▸ WHAT YOU SHOULD DO
Copy out all of the material exactly as presented.

▸ RECORDS SHOWN
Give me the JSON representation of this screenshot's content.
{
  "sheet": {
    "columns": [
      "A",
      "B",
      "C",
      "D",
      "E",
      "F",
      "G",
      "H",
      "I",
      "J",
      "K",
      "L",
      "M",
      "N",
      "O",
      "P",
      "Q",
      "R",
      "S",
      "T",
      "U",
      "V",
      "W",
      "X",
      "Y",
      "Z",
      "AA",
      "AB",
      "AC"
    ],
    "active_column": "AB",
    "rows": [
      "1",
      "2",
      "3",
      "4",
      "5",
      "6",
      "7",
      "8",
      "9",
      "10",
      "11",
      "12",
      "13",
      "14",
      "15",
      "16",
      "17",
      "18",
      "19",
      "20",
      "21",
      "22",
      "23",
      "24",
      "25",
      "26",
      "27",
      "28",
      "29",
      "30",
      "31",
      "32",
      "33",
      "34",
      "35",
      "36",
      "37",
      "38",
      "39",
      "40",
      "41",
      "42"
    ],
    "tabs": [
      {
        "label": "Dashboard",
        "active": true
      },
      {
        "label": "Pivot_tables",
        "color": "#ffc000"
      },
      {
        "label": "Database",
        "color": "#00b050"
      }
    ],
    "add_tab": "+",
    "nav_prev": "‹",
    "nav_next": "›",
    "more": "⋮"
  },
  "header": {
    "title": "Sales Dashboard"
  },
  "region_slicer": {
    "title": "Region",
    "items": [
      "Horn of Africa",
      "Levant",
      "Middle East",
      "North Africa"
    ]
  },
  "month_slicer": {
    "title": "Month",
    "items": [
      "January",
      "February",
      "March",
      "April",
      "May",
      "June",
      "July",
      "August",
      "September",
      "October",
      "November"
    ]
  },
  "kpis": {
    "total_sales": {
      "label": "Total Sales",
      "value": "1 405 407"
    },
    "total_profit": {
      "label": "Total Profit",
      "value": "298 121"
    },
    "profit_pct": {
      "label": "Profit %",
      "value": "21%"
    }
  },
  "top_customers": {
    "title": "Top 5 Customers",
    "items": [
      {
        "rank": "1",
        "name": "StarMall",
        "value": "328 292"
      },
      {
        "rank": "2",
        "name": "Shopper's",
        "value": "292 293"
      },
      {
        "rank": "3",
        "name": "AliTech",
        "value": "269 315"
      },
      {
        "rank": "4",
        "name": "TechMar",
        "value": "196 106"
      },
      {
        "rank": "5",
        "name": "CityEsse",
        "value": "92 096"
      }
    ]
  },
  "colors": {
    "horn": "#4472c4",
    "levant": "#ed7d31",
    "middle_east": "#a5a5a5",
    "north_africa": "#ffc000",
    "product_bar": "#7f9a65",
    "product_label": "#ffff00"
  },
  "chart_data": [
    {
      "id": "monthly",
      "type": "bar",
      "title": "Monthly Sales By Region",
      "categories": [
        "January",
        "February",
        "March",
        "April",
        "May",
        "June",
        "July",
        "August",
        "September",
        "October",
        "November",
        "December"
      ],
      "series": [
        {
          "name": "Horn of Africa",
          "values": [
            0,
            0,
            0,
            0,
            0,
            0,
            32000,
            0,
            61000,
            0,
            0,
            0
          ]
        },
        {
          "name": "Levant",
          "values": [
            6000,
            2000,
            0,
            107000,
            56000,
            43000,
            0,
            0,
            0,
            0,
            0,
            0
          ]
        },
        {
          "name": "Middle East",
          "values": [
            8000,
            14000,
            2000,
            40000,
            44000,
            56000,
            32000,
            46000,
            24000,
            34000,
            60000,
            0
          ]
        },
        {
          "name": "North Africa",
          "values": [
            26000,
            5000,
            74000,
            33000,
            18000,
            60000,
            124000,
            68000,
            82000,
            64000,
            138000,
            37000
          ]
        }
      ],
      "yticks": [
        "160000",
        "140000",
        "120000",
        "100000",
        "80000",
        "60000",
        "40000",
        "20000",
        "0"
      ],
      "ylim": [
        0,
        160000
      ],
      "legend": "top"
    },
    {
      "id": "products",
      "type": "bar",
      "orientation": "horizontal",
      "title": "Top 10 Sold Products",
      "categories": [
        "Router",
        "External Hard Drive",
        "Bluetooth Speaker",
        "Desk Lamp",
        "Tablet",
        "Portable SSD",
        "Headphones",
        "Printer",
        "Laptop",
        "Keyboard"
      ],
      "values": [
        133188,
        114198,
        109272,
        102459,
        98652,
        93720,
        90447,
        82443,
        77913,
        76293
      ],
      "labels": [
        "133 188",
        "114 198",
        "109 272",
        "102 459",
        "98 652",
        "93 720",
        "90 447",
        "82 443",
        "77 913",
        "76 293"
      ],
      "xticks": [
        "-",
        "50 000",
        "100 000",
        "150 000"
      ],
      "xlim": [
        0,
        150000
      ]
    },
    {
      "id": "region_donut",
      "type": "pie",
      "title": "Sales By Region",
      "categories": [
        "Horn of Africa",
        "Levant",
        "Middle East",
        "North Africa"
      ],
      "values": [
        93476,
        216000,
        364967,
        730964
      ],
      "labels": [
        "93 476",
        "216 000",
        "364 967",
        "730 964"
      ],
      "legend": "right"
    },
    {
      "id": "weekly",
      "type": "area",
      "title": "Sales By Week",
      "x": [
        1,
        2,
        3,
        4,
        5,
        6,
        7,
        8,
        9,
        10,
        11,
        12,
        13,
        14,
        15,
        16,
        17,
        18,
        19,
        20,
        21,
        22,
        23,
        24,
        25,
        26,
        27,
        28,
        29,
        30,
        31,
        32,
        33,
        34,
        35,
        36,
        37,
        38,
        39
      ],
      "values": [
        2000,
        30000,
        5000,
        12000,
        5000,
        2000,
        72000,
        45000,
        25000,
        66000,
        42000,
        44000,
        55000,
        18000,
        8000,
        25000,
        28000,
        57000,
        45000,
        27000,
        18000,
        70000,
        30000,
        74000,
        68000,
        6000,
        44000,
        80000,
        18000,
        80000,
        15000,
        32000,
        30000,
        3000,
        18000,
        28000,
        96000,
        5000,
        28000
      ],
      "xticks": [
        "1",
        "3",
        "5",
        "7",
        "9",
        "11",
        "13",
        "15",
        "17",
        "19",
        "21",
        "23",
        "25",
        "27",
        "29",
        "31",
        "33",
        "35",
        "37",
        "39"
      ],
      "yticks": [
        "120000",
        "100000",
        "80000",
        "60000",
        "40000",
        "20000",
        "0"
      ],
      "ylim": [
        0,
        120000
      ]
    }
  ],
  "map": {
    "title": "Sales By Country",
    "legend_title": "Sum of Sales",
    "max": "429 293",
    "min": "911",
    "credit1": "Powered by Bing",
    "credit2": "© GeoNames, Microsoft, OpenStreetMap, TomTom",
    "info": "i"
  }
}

▸ SOLUTION
Give me the JSON representation of this screenshot's content.
{
  "sheet": {
    "columns": [
      "A",
      "B",
      "C",
      "D",
      "E",
      "F",
      "G",
      "H",
      "I",
      "J",
      "K",
      "L",
      "M",
      "N",
      "O",
      "P",
      "Q",
      "R",
      "S",
      "T",
      "U",
      "V",
      "W",
      "X",
      "Y",
      "Z",
      "AA",
      "AB",
      "AC"
    ],
    "active_column": "AB",
    "rows": [
      "1",
      "2",
      "3",
      "4",
      "5",
      "6",
      "7",
      "8",
      "9",
      "10",
      "11",
      "12",
      "13",
      "14",
      "15",
      "16",
      "17",
      "18",
      "19",
      "20",
      "21",
      "22",
      "23",
      "24",
      "25",
      "26",
      "27",
      "28",
      "29",
      "30",
      "31",
      "32",
      "33",
      "34",
      "35",
      "36",
      "37",
      "38",
      "39",
      "40",
      "41",
      "42"
    ],
    "tabs": [
      {
        "label": "Dashboard",
        "active": true
      },
      {
        "label": "Pivot_tables",
        "color": "#ffc000"
      },
      {
        "label": "Database",
        "color": "#00b050"
      }
    ],
    "add_tab": "+",
    "nav_prev": "‹",
    "nav_next": "›",
    "more": "⋮"
  },
  "header": {
    "title": "Sales Dashboard"
  },
  "region_slicer": {
    "title": "Region",
    "items": [
      "Horn of Africa",
      "Levant",
      "Middle East",
      "North Africa"
    ]
  },
  "month_slicer": {
    "title": "Month",
    "items": [
      "January",
      "February",
      "March",
      "April",
      "May",
      "June",
      "July",
      "August",
      "September",
      "October",
      "November"
    ]
  },
  "kpis": {
    "total_sales": {
      "label": "Total Sales",
      "value": "1 405 407"
    },
    "total_profit": {
      "label": "Total Profit",
      "value": "298 121"
    },
    "profit_pct": {
      "label": "Profit %",
      "value": "21%"
    }
  },
  "top_customers": {
    "title": "Top 5 Customers",
    "items": [
      {
        "rank": "1",
        "name": "StarMall",
        "value": "328 292"
      },
      {
        "rank": "2",
        "name": "Shopper's",
        "value": "292 293"
      },
      {
        "rank": "3",
        "name": "AliTech",
        "value": "269 315"
      },
      {
        "rank": "4",
        "name": "TechMar",
        "value": "196 106"
      },
      {
        "rank": "5",
        "name": "CityEsse",
        "value": "92 096"
      }
    ]
  },
  "colors": {
    "horn": "#4472c4",
    "levant": "#ed7d31",
    "middle_east": "#a5a5a5",
    "north_africa": "#ffc000",
    "product_bar": "#7f9a65",
    "product_label": "#ffff00"
  },
  "chart_data": [
    {
      "id": "monthly",
      "type": "bar",
      "title": "Monthly Sales By Region",
      "categories": [
        "January",
        "February",
        "March",
        "April",
        "May",
        "June",
        "July",
        "August",
        "September",
        "October",
        "November",
        "December"
      ],
      "series": [
        {
          "name": "Horn of Africa",
          "values": [
            0,
            0,
            0,
            0,
            0,
            0,
            32000,
            0,
            61000,
            0,
            0,
            0
          ]
        },
        {
          "name": "Levant",
          "values": [
            6000,
            2000,
            0,
            107000,
            56000,
            43000,
            0,
            0,
            0,
            0,
            0,
            0
          ]
        },
        {
          "name": "Middle East",
          "values": [
            8000,
            14000,
            2000,
            40000,
            44000,
            56000,
            32000,
            46000,
            24000,
            34000,
            60000,
            0
          ]
        },
        {
          "name": "North Africa",
          "values": [
            26000,
            5000,
            74000,
            33000,
            18000,
            60000,
            124000,
            68000,
            82000,
            64000,
            138000,
            37000
          ]
        }
      ],
      "yticks": [
        "160000",
        "140000",
        "120000",
        "100000",
        "80000",
        "60000",
        "40000",
        "20000",
        "0"
      ],
      "ylim": [
        0,
        160000
      ],
      "legend": "top"
    },
    {
      "id": "products",
      "type": "bar",
      "orientation": "horizontal",
      "title": "Top 10 Sold Products",
      "categories": [
        "Router",
        "External Hard Drive",
        "Bluetooth Speaker",
        "Desk Lamp",
        "Tablet",
        "Portable SSD",
        "Headphones",
        "Printer",
        "Laptop",
        "Keyboard"
      ],
      "values": [
        133188,
        114198,
        109272,
        102459,
        98652,
        93720,
        90447,
        82443,
        77913,
        76293
      ],
      "labels": [
        "133 188",
        "114 198",
        "109 272",
        "102 459",
        "98 652",
        "93 720",
        "90 447",
        "82 443",
        "77 913",
        "76 293"
      ],
      "xticks": [
        "-",
        "50 000",
        "100 000",
        "150 000"
      ],
      "xlim": [
        0,
        150000
      ]
    },
    {
      "id": "region_donut",
      "type": "pie",
      "title": "Sales By Region",
      "categories": [
        "Horn of Africa",
        "Levant",
        "Middle East",
        "North Africa"
      ],
      "values": [
        93476,
        216000,
        364967,
        730964
      ],
      "labels": [
        "93 476",
        "216 000",
        "364 967",
        "730 964"
      ],
      "legend": "right"
    },
    {
      "id": "weekly",
      "type": "area",
      "title": "Sales By Week",
      "x": [
        1,
        2,
        3,
        4,
        5,
        6,
        7,
        8,
        9,
        10,
        11,
        12,
        13,
        14,
        15,
        16,
        17,
        18,
        19,
        20,
        21,
        22,
        23,
        24,
        25,
        26,
        27,
        28,
        29,
        30,
        31,
        32,
        33,
        34,
        35,
        36,
        37,
        38,
        39
      ],
      "values": [
        2000,
        30000,
        5000,
        12000,
        5000,
        2000,
        72000,
        45000,
        25000,
        66000,
        42000,
        44000,
        55000,
        18000,
        8000,
        25000,
        28000,
        57000,
        45000,
        27000,
        18000,
        70000,
        30000,
        74000,
        68000,
        6000,
        44000,
        80000,
        18000,
        80000,
        15000,
        32000,
        30000,
        3000,
        18000,
        28000,
        96000,
        5000,
        28000
      ],
      "xticks": [
        "1",
        "3",
        "5",
        "7",
        "9",
        "11",
        "13",
        "15",
        "17",
        "19",
        "21",
        "23",
        "25",
        "27",
        "29",
        "31",
        "33",
        "35",
        "37",
        "39"
      ],
      "yticks": [
        "120000",
        "100000",
        "80000",
        "60000",
        "40000",
        "20000",
        "0"
      ],
      "ylim": [
        0,
        120000
      ]
    }
  ],
  "map": {
    "title": "Sales By Country",
    "legend_title": "Sum of Sales",
    "max": "429 293",
    "min": "911",
    "credit1": "Powered by Bing",
    "credit2": "© GeoNames, Microsoft, OpenStreetMap, TomTom",
    "info": "i"
  }
}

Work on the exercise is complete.